▶ **Do this**:
Return all the entries exactly, keeping pictures out.

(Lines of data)
============================================================

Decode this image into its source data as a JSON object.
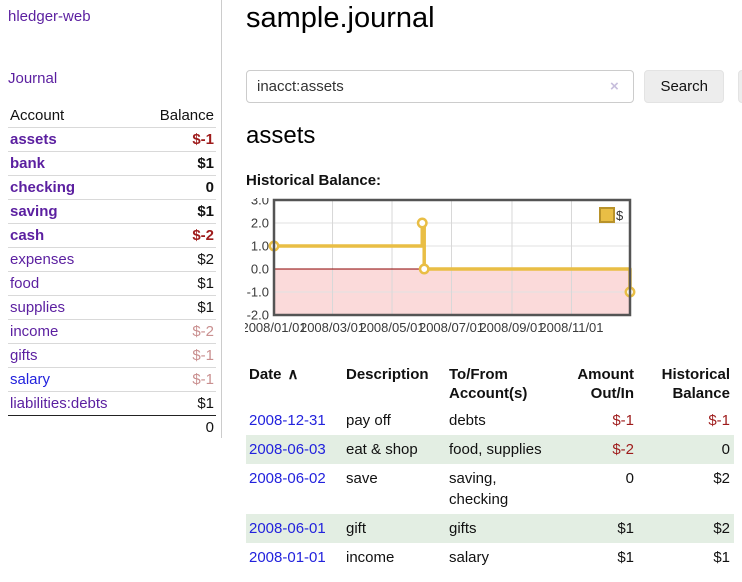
{
  "app_title": "hledger-web",
  "sidebar": {
    "journal_link": "Journal",
    "accounts": {
      "col_account": "Account",
      "col_balance": "Balance",
      "rows": [
        {
          "account": "assets",
          "balance": "$-1",
          "depth": 1,
          "bold": true,
          "balance_style": "negstrong"
        },
        {
          "account": "bank",
          "balance": "$1",
          "depth": 2,
          "bold": true,
          "balance_style": ""
        },
        {
          "account": "checking",
          "balance": "0",
          "depth": 3,
          "bold": true,
          "balance_style": ""
        },
        {
          "account": "saving",
          "balance": "$1",
          "depth": 3,
          "bold": true,
          "balance_style": ""
        },
        {
          "account": "cash",
          "balance": "$-2",
          "depth": 2,
          "bold": true,
          "balance_style": "negstrong"
        },
        {
          "account": "expenses",
          "balance": "$2",
          "depth": 1,
          "bold": false,
          "balance_style": ""
        },
        {
          "account": "food",
          "balance": "$1",
          "depth": 2,
          "bold": false,
          "balance_style": ""
        },
        {
          "account": "supplies",
          "balance": "$1",
          "depth": 2,
          "bold": false,
          "balance_style": ""
        },
        {
          "account": "income",
          "balance": "$-2",
          "depth": 1,
          "bold": false,
          "balance_style": "negfaint"
        },
        {
          "account": "gifts",
          "balance": "$-1",
          "depth": 2,
          "bold": false,
          "balance_style": "negfaint"
        },
        {
          "account": "salary",
          "balance": "$-1",
          "depth": 2,
          "bold": false,
          "balance_style": "negfaint",
          "link_style": "blue"
        },
        {
          "account": "liabilities:debts",
          "balance": "$1",
          "depth": 1,
          "bold": false,
          "balance_style": ""
        }
      ],
      "total": "0"
    }
  },
  "main": {
    "title": "sample.journal",
    "search": {
      "value": "inacct:assets",
      "clear_icon": "×",
      "search_button": "Search",
      "help_button": "?"
    },
    "account_heading": "assets",
    "chart_heading": "Historical Balance:"
  },
  "chart_data": {
    "type": "line",
    "step": true,
    "title": "Historical Balance:",
    "x_range": [
      "2008-01-01",
      "2008-12-31"
    ],
    "ylim": [
      -2,
      3
    ],
    "x_ticks": [
      "2008/01/01",
      "2008/03/01",
      "2008/05/01",
      "2008/07/01",
      "2008/09/01",
      "2008/11/01"
    ],
    "y_ticks": [
      "3.0",
      "2.0",
      "1.0",
      "0.0",
      "-1.0",
      "-2.0"
    ],
    "series": [
      {
        "name": "$",
        "color": "#E9BE45",
        "points": [
          [
            "2008-01-01",
            1
          ],
          [
            "2008-06-01",
            2
          ],
          [
            "2008-06-03",
            0
          ],
          [
            "2008-12-31",
            -1
          ]
        ]
      }
    ],
    "legend": {
      "label": "$",
      "position": "top-right"
    },
    "colors": {
      "negative_region": "#fbdada",
      "zero_line": "#8b0000",
      "grid_v": "#d8d8d8",
      "grid_h": "#e2e2e2",
      "border": "#545454"
    }
  },
  "register": {
    "headers": [
      {
        "label": "Date",
        "sort": "∧"
      },
      {
        "label": "Description"
      },
      {
        "label": "To/From Account(s)"
      },
      {
        "label": "Amount Out/In",
        "align": "r"
      },
      {
        "label": "Historical Balance",
        "align": "r"
      }
    ],
    "rows": [
      {
        "date": "2008-12-31",
        "description": "pay off",
        "accounts": "debts",
        "amount": "$-1",
        "balance": "$-1",
        "amount_style": "neg",
        "balance_style": "neg"
      },
      {
        "date": "2008-06-03",
        "description": "eat & shop",
        "accounts": "food, supplies",
        "amount": "$-2",
        "balance": "0",
        "amount_style": "neg",
        "balance_style": ""
      },
      {
        "date": "2008-06-02",
        "description": "save",
        "accounts": "saving, checking",
        "amount": "0",
        "balance": "$2",
        "amount_style": "",
        "balance_style": ""
      },
      {
        "date": "2008-06-01",
        "description": "gift",
        "accounts": "gifts",
        "amount": "$1",
        "balance": "$2",
        "amount_style": "",
        "balance_style": ""
      },
      {
        "date": "2008-01-01",
        "description": "income",
        "accounts": "salary",
        "amount": "$1",
        "balance": "$1",
        "amount_style": "",
        "balance_style": ""
      }
    ]
  }
}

============================================================

▶ **Right answer**:
Decode this image into its source data as a JSON object.
{
  "app_title": "hledger-web",
  "sidebar": {
    "journal_link": "Journal",
    "accounts": {
      "col_account": "Account",
      "col_balance": "Balance",
      "rows": [
        {
          "account": "assets",
          "balance": "$-1",
          "depth": 1,
          "bold": true,
          "balance_style": "negstrong"
        },
        {
          "account": "bank",
          "balance": "$1",
          "depth": 2,
          "bold": true,
          "balance_style": ""
        },
        {
          "account": "checking",
          "balance": "0",
          "depth": 3,
          "bold": true,
          "balance_style": ""
        },
        {
          "account": "saving",
          "balance": "$1",
          "depth": 3,
          "bold": true,
          "balance_style": ""
        },
        {
          "account": "cash",
          "balance": "$-2",
          "depth": 2,
          "bold": true,
          "balance_style": "negstrong"
        },
        {
          "account": "expenses",
          "balance": "$2",
          "depth": 1,
          "bold": false,
          "balance_style": ""
        },
        {
          "account": "food",
          "balance": "$1",
          "depth": 2,
          "bold": false,
          "balance_style": ""
        },
        {
          "account": "supplies",
          "balance": "$1",
          "depth": 2,
          "bold": false,
          "balance_style": ""
        },
        {
          "account": "income",
          "balance": "$-2",
          "depth": 1,
          "bold": false,
          "balance_style": "negfaint"
        },
        {
          "account": "gifts",
          "balance": "$-1",
          "depth": 2,
          "bold": false,
          "balance_style": "negfaint"
        },
        {
          "account": "salary",
          "balance": "$-1",
          "depth": 2,
          "bold": false,
          "balance_style": "negfaint",
          "link_style": "blue"
        },
        {
          "account": "liabilities:debts",
          "balance": "$1",
          "depth": 1,
          "bold": false,
          "balance_style": ""
        }
      ],
      "total": "0"
    }
  },
  "main": {
    "title": "sample.journal",
    "search": {
      "value": "inacct:assets",
      "clear_icon": "×",
      "search_button": "Search",
      "help_button": "?"
    },
    "account_heading": "assets",
    "chart_heading": "Historical Balance:"
  },
  "chart_data": {
    "type": "line",
    "step": true,
    "title": "Historical Balance:",
    "x_range": [
      "2008-01-01",
      "2008-12-31"
    ],
    "ylim": [
      -2,
      3
    ],
    "x_ticks": [
      "2008/01/01",
      "2008/03/01",
      "2008/05/01",
      "2008/07/01",
      "2008/09/01",
      "2008/11/01"
    ],
    "y_ticks": [
      "3.0",
      "2.0",
      "1.0",
      "0.0",
      "-1.0",
      "-2.0"
    ],
    "series": [
      {
        "name": "$",
        "color": "#E9BE45",
        "points": [
          [
            "2008-01-01",
            1
          ],
          [
            "2008-06-01",
            2
          ],
          [
            "2008-06-03",
            0
          ],
          [
            "2008-12-31",
            -1
          ]
        ]
      }
    ],
    "legend": {
      "label": "$",
      "position": "top-right"
    },
    "colors": {
      "negative_region": "#fbdada",
      "zero_line": "#8b0000",
      "grid_v": "#d8d8d8",
      "grid_h": "#e2e2e2",
      "border": "#545454"
    }
  },
  "register": {
    "headers": [
      {
        "label": "Date",
        "sort": "∧"
      },
      {
        "label": "Description"
      },
      {
        "label": "To/From Account(s)"
      },
      {
        "label": "Amount Out/In",
        "align": "r"
      },
      {
        "label": "Historical Balance",
        "align": "r"
      }
    ],
    "rows": [
      {
        "date": "2008-12-31",
        "description": "pay off",
        "accounts": "debts",
        "amount": "$-1",
        "balance": "$-1",
        "amount_style": "neg",
        "balance_style": "neg"
      },
      {
        "date": "2008-06-03",
        "description": "eat & shop",
        "accounts": "food, supplies",
        "amount": "$-2",
        "balance": "0",
        "amount_style": "neg",
        "balance_style": ""
      },
      {
        "date": "2008-06-02",
        "description": "save",
        "accounts": "saving, checking",
        "amount": "0",
        "balance": "$2",
        "amount_style": "",
        "balance_style": ""
      },
      {
        "date": "2008-06-01",
        "description": "gift",
        "accounts": "gifts",
        "amount": "$1",
        "balance": "$2",
        "amount_style": "",
        "balance_style": ""
      },
      {
        "date": "2008-01-01",
        "description": "income",
        "accounts": "salary",
        "amount": "$1",
        "balance": "$1",
        "amount_style": "",
        "balance_style": ""
      }
    ]
  }
}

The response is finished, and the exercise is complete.